— START Given data —

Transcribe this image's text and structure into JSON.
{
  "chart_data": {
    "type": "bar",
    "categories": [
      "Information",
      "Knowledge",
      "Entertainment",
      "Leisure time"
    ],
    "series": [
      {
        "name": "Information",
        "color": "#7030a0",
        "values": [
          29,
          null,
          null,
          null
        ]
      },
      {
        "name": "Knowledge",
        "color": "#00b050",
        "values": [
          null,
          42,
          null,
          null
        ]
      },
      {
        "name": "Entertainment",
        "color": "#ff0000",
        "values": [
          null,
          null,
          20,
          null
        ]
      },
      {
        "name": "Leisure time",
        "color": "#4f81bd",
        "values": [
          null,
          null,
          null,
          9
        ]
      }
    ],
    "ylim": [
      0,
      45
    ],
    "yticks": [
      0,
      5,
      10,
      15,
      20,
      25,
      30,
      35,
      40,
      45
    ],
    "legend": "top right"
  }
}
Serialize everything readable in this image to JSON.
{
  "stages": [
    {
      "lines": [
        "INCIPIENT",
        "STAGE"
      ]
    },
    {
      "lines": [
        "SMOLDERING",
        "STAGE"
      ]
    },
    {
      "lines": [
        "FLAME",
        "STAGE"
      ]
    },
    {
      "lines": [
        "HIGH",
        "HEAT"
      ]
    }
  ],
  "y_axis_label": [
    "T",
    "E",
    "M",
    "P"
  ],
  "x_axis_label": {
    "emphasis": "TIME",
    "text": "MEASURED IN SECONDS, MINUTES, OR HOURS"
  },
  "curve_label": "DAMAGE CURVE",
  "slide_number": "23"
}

— END Given data —

Search the listing above for the string "color". Copy every line that contains it.

== The completed task ==
        "color": "#7030a0",
        "color": "#00b050",
        "color": "#ff0000",
        "color": "#4f81bd",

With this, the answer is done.